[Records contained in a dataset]
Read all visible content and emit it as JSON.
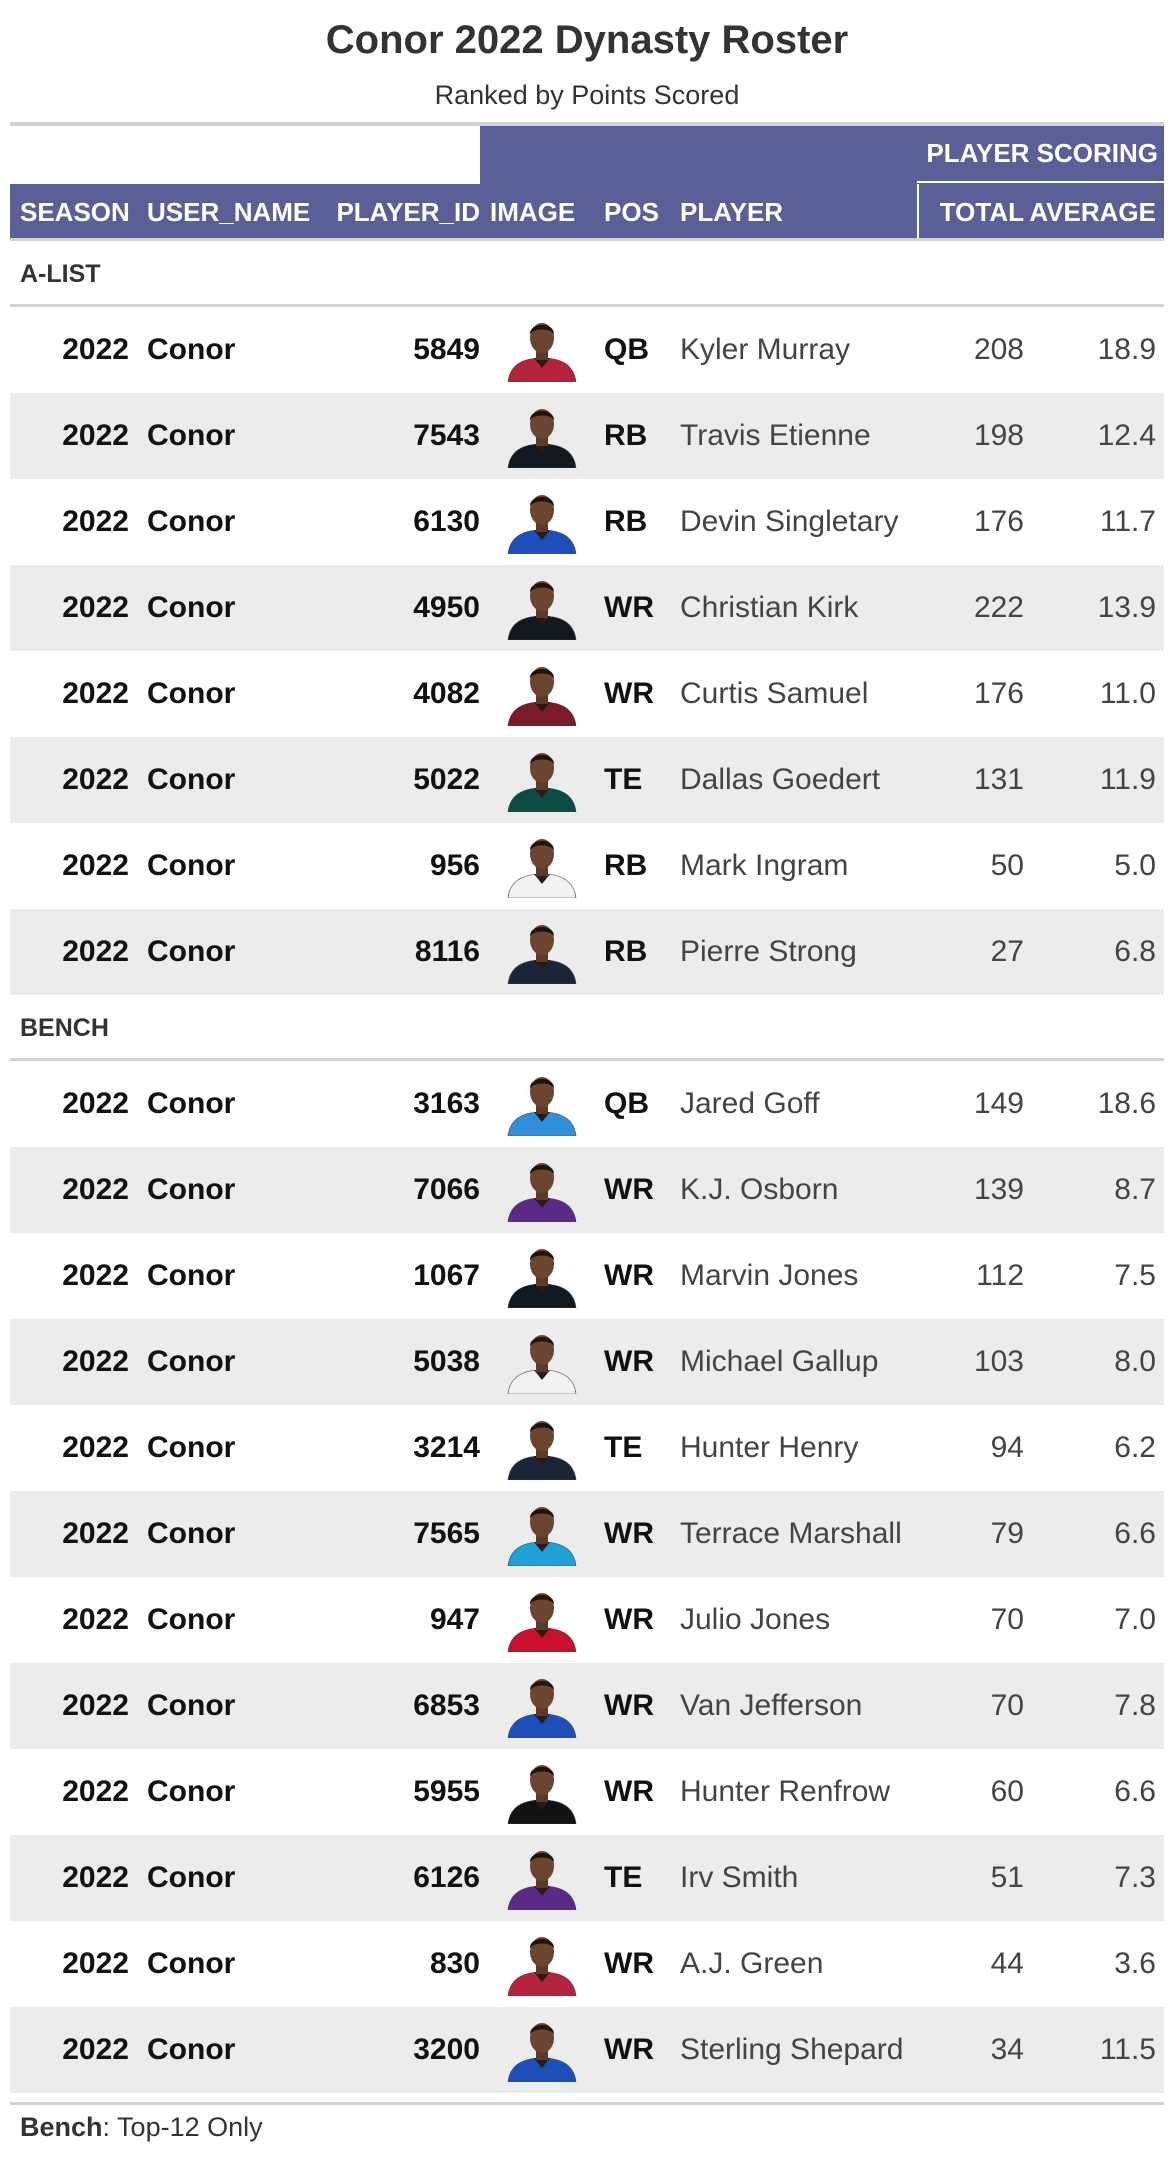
{
  "title": "Conor 2022 Dynasty Roster",
  "subtitle": "Ranked by Points Scored",
  "spanner": "PLAYER SCORING",
  "columns": {
    "season": "SEASON",
    "user_name": "USER_NAME",
    "player_id": "PLAYER_ID",
    "image": "IMAGE",
    "pos": "POS",
    "player": "PLAYER",
    "total": "TOTAL",
    "average": "AVERAGE"
  },
  "groups": [
    {
      "label": "A-LIST",
      "rows": [
        {
          "season": "2022",
          "user": "Conor",
          "pid": "5849",
          "pos": "QB",
          "player": "Kyler Murray",
          "total": "208",
          "avg": "18.9",
          "jersey": "#b3243c"
        },
        {
          "season": "2022",
          "user": "Conor",
          "pid": "7543",
          "pos": "RB",
          "player": "Travis Etienne",
          "total": "198",
          "avg": "12.4",
          "jersey": "#101820"
        },
        {
          "season": "2022",
          "user": "Conor",
          "pid": "6130",
          "pos": "RB",
          "player": "Devin Singletary",
          "total": "176",
          "avg": "11.7",
          "jersey": "#1e4fb8"
        },
        {
          "season": "2022",
          "user": "Conor",
          "pid": "4950",
          "pos": "WR",
          "player": "Christian Kirk",
          "total": "222",
          "avg": "13.9",
          "jersey": "#101820"
        },
        {
          "season": "2022",
          "user": "Conor",
          "pid": "4082",
          "pos": "WR",
          "player": "Curtis Samuel",
          "total": "176",
          "avg": "11.0",
          "jersey": "#7a1b2a"
        },
        {
          "season": "2022",
          "user": "Conor",
          "pid": "5022",
          "pos": "TE",
          "player": "Dallas Goedert",
          "total": "131",
          "avg": "11.9",
          "jersey": "#0b4c45"
        },
        {
          "season": "2022",
          "user": "Conor",
          "pid": "956",
          "pos": "RB",
          "player": "Mark Ingram",
          "total": "50",
          "avg": "5.0",
          "jersey": "#f2f2f2"
        },
        {
          "season": "2022",
          "user": "Conor",
          "pid": "8116",
          "pos": "RB",
          "player": "Pierre Strong",
          "total": "27",
          "avg": "6.8",
          "jersey": "#1a2538"
        }
      ]
    },
    {
      "label": "BENCH",
      "rows": [
        {
          "season": "2022",
          "user": "Conor",
          "pid": "3163",
          "pos": "QB",
          "player": "Jared Goff",
          "total": "149",
          "avg": "18.6",
          "jersey": "#2f8fd8"
        },
        {
          "season": "2022",
          "user": "Conor",
          "pid": "7066",
          "pos": "WR",
          "player": "K.J. Osborn",
          "total": "139",
          "avg": "8.7",
          "jersey": "#5b2a86"
        },
        {
          "season": "2022",
          "user": "Conor",
          "pid": "1067",
          "pos": "WR",
          "player": "Marvin Jones",
          "total": "112",
          "avg": "7.5",
          "jersey": "#101820"
        },
        {
          "season": "2022",
          "user": "Conor",
          "pid": "5038",
          "pos": "WR",
          "player": "Michael Gallup",
          "total": "103",
          "avg": "8.0",
          "jersey": "#f2f2f2"
        },
        {
          "season": "2022",
          "user": "Conor",
          "pid": "3214",
          "pos": "TE",
          "player": "Hunter Henry",
          "total": "94",
          "avg": "6.2",
          "jersey": "#1a2538"
        },
        {
          "season": "2022",
          "user": "Conor",
          "pid": "7565",
          "pos": "WR",
          "player": "Terrace Marshall",
          "total": "79",
          "avg": "6.6",
          "jersey": "#1fa0d8"
        },
        {
          "season": "2022",
          "user": "Conor",
          "pid": "947",
          "pos": "WR",
          "player": "Julio Jones",
          "total": "70",
          "avg": "7.0",
          "jersey": "#c8102e"
        },
        {
          "season": "2022",
          "user": "Conor",
          "pid": "6853",
          "pos": "WR",
          "player": "Van Jefferson",
          "total": "70",
          "avg": "7.8",
          "jersey": "#1e4fb8"
        },
        {
          "season": "2022",
          "user": "Conor",
          "pid": "5955",
          "pos": "WR",
          "player": "Hunter Renfrow",
          "total": "60",
          "avg": "6.6",
          "jersey": "#111111"
        },
        {
          "season": "2022",
          "user": "Conor",
          "pid": "6126",
          "pos": "TE",
          "player": "Irv Smith",
          "total": "51",
          "avg": "7.3",
          "jersey": "#5b2a86"
        },
        {
          "season": "2022",
          "user": "Conor",
          "pid": "830",
          "pos": "WR",
          "player": "A.J. Green",
          "total": "44",
          "avg": "3.6",
          "jersey": "#b3243c"
        },
        {
          "season": "2022",
          "user": "Conor",
          "pid": "3200",
          "pos": "WR",
          "player": "Sterling Shepard",
          "total": "34",
          "avg": "11.5",
          "jersey": "#1e4fb8"
        }
      ]
    }
  ],
  "footnote": {
    "bold": "Bench",
    "text": ": Top-12 Only"
  },
  "colors": {
    "header_bg": "#5b5f97",
    "stripe": "#ececec",
    "rule": "#d3d3d3"
  }
}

[AIM] Pull every line containing the word "Hunter" out of the entries above.

[RESULT]
          "player": "Hunter Henry",
          "player": "Hunter Renfrow",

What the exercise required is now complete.